**RECORDS SHOWN:**

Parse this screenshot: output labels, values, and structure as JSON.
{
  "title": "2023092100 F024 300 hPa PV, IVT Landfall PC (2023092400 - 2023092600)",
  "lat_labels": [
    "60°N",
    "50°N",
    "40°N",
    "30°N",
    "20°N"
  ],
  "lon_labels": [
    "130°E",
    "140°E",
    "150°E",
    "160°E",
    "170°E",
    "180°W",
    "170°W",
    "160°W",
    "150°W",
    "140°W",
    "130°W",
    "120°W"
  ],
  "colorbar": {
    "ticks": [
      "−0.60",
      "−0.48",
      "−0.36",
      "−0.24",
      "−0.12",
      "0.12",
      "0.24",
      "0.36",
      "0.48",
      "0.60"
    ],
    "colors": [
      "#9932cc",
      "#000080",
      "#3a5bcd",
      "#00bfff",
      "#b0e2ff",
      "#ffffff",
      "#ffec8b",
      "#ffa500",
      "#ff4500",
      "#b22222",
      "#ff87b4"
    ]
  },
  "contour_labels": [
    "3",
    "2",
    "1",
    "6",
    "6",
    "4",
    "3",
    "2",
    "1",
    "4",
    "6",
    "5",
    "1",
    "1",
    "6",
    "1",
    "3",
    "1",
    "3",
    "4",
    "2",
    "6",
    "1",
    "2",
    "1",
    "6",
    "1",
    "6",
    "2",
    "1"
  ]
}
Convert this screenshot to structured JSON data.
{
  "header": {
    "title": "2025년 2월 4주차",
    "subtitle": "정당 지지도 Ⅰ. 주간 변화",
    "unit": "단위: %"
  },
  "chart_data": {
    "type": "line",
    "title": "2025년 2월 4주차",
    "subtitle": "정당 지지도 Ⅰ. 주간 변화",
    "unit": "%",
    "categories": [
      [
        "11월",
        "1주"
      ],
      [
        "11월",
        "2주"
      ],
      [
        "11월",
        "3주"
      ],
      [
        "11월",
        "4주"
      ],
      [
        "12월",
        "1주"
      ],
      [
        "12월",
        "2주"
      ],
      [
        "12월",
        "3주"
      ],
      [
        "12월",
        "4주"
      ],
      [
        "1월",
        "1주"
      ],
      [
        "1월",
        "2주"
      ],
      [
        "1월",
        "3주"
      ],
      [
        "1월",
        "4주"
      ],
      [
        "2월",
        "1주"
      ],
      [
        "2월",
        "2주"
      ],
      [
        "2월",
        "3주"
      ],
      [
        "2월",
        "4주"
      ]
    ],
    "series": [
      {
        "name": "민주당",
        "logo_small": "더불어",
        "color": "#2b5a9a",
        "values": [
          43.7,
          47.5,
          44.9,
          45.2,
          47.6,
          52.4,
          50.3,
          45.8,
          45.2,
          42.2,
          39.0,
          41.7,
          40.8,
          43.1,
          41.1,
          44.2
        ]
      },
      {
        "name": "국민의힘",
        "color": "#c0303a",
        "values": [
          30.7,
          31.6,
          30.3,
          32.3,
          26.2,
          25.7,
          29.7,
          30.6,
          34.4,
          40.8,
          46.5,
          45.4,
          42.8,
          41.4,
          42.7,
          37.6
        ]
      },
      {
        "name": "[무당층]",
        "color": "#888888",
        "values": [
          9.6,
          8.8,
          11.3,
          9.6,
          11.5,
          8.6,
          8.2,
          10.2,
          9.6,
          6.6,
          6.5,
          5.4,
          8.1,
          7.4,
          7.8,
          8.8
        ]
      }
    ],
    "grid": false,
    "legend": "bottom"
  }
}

**GOAL OF THE EXERCISE:** The listing above should be transcribed in full, exactly as written.

**SOLVED EXERCISE:**
Parse this screenshot: output labels, values, and structure as JSON.
{
  "title": "2023092100 F024 300 hPa PV, IVT Landfall PC (2023092400 - 2023092600)",
  "lat_labels": [
    "60°N",
    "50°N",
    "40°N",
    "30°N",
    "20°N"
  ],
  "lon_labels": [
    "130°E",
    "140°E",
    "150°E",
    "160°E",
    "170°E",
    "180°W",
    "170°W",
    "160°W",
    "150°W",
    "140°W",
    "130°W",
    "120°W"
  ],
  "colorbar": {
    "ticks": [
      "−0.60",
      "−0.48",
      "−0.36",
      "−0.24",
      "−0.12",
      "0.12",
      "0.24",
      "0.36",
      "0.48",
      "0.60"
    ],
    "colors": [
      "#9932cc",
      "#000080",
      "#3a5bcd",
      "#00bfff",
      "#b0e2ff",
      "#ffffff",
      "#ffec8b",
      "#ffa500",
      "#ff4500",
      "#b22222",
      "#ff87b4"
    ]
  },
  "contour_labels": [
    "3",
    "2",
    "1",
    "6",
    "6",
    "4",
    "3",
    "2",
    "1",
    "4",
    "6",
    "5",
    "1",
    "1",
    "6",
    "1",
    "3",
    "1",
    "3",
    "4",
    "2",
    "6",
    "1",
    "2",
    "1",
    "6",
    "1",
    "6",
    "2",
    "1"
  ]
}
Convert this screenshot to structured JSON data.
{
  "header": {
    "title": "2025년 2월 4주차",
    "subtitle": "정당 지지도 Ⅰ. 주간 변화",
    "unit": "단위: %"
  },
  "chart_data": {
    "type": "line",
    "title": "2025년 2월 4주차",
    "subtitle": "정당 지지도 Ⅰ. 주간 변화",
    "unit": "%",
    "categories": [
      [
        "11월",
        "1주"
      ],
      [
        "11월",
        "2주"
      ],
      [
        "11월",
        "3주"
      ],
      [
        "11월",
        "4주"
      ],
      [
        "12월",
        "1주"
      ],
      [
        "12월",
        "2주"
      ],
      [
        "12월",
        "3주"
      ],
      [
        "12월",
        "4주"
      ],
      [
        "1월",
        "1주"
      ],
      [
        "1월",
        "2주"
      ],
      [
        "1월",
        "3주"
      ],
      [
        "1월",
        "4주"
      ],
      [
        "2월",
        "1주"
      ],
      [
        "2월",
        "2주"
      ],
      [
        "2월",
        "3주"
      ],
      [
        "2월",
        "4주"
      ]
    ],
    "series": [
      {
        "name": "민주당",
        "logo_small": "더불어",
        "color": "#2b5a9a",
        "values": [
          43.7,
          47.5,
          44.9,
          45.2,
          47.6,
          52.4,
          50.3,
          45.8,
          45.2,
          42.2,
          39.0,
          41.7,
          40.8,
          43.1,
          41.1,
          44.2
        ]
      },
      {
        "name": "국민의힘",
        "color": "#c0303a",
        "values": [
          30.7,
          31.6,
          30.3,
          32.3,
          26.2,
          25.7,
          29.7,
          30.6,
          34.4,
          40.8,
          46.5,
          45.4,
          42.8,
          41.4,
          42.7,
          37.6
        ]
      },
      {
        "name": "[무당층]",
        "color": "#888888",
        "values": [
          9.6,
          8.8,
          11.3,
          9.6,
          11.5,
          8.6,
          8.2,
          10.2,
          9.6,
          6.6,
          6.5,
          5.4,
          8.1,
          7.4,
          7.8,
          8.8
        ]
      }
    ],
    "grid": false,
    "legend": "bottom"
  }
}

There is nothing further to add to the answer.